╭──
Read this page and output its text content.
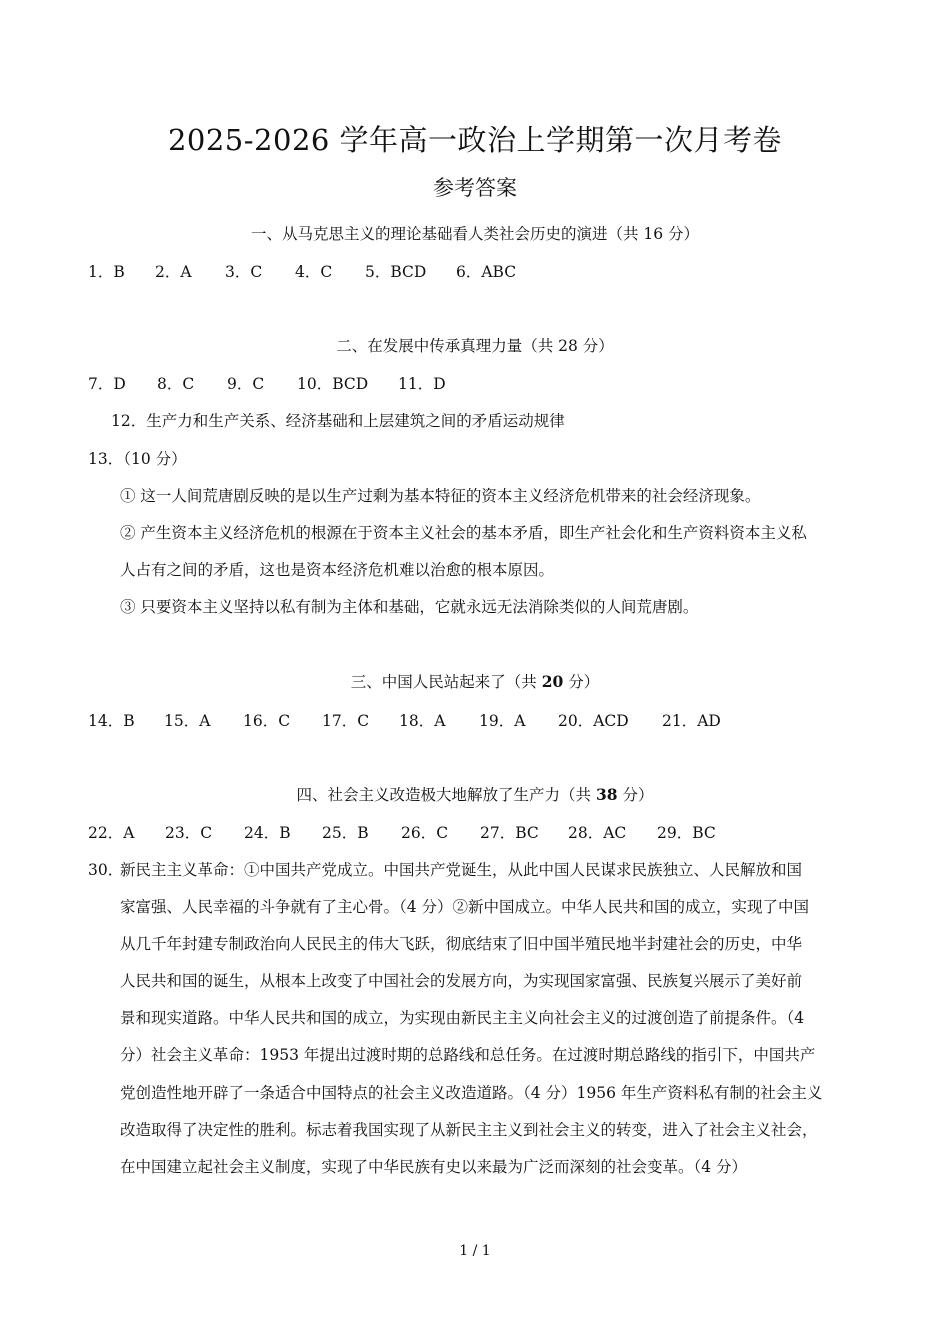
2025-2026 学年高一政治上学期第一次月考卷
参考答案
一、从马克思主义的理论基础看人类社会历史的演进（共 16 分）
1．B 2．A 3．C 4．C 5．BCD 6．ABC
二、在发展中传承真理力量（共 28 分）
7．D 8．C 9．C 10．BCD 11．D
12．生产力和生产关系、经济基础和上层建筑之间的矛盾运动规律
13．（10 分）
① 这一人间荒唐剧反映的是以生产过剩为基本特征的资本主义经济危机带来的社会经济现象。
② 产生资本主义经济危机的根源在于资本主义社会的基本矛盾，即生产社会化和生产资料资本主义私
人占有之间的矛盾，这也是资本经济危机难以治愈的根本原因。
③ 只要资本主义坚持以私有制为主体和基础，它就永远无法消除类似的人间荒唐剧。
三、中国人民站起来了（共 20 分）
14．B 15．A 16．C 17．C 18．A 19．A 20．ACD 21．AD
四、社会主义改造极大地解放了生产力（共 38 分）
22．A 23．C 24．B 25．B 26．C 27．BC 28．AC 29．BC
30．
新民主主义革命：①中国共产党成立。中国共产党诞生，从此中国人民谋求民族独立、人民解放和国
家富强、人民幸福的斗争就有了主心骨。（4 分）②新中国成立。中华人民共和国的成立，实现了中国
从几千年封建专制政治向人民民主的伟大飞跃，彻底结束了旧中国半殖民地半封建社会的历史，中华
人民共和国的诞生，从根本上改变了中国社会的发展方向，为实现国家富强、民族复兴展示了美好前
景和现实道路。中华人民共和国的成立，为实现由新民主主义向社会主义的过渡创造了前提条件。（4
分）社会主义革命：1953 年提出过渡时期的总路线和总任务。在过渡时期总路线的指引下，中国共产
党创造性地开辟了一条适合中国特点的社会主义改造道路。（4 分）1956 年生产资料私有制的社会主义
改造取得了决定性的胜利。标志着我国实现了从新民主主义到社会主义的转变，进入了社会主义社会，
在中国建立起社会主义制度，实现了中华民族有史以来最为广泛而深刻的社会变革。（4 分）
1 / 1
╰──
* [WHAT TO PRODUCE]: Skip the pictures and transcribe the rest of the records exactly.

* [SOLUTION FOR THIS PROBLEM]:
Read this page and output its text content.
2025-2026 学年高一政治上学期第一次月考卷
参考答案
一、从马克思主义的理论基础看人类社会历史的演进（共 16 分）
1．B 2．A 3．C 4．C 5．BCD 6．ABC
二、在发展中传承真理力量（共 28 分）
7．D 8．C 9．C 10．BCD 11．D
12．生产力和生产关系、经济基础和上层建筑之间的矛盾运动规律
13．（10 分）
① 这一人间荒唐剧反映的是以生产过剩为基本特征的资本主义经济危机带来的社会经济现象。
② 产生资本主义经济危机的根源在于资本主义社会的基本矛盾，即生产社会化和生产资料资本主义私
人占有之间的矛盾，这也是资本经济危机难以治愈的根本原因。
③ 只要资本主义坚持以私有制为主体和基础，它就永远无法消除类似的人间荒唐剧。
三、中国人民站起来了（共 20 分）
14．B 15．A 16．C 17．C 18．A 19．A 20．ACD 21．AD
四、社会主义改造极大地解放了生产力（共 38 分）
22．A 23．C 24．B 25．B 26．C 27．BC 28．AC 29．BC
30．
新民主主义革命：①中国共产党成立。中国共产党诞生，从此中国人民谋求民族独立、人民解放和国
家富强、人民幸福的斗争就有了主心骨。（4 分）②新中国成立。中华人民共和国的成立，实现了中国
从几千年封建专制政治向人民民主的伟大飞跃，彻底结束了旧中国半殖民地半封建社会的历史，中华
人民共和国的诞生，从根本上改变了中国社会的发展方向，为实现国家富强、民族复兴展示了美好前
景和现实道路。中华人民共和国的成立，为实现由新民主主义向社会主义的过渡创造了前提条件。（4
分）社会主义革命：1953 年提出过渡时期的总路线和总任务。在过渡时期总路线的指引下，中国共产
党创造性地开辟了一条适合中国特点的社会主义改造道路。（4 分）1956 年生产资料私有制的社会主义
改造取得了决定性的胜利。标志着我国实现了从新民主主义到社会主义的转变，进入了社会主义社会，
在中国建立起社会主义制度，实现了中华民族有史以来最为广泛而深刻的社会变革。（4 分）
1 / 1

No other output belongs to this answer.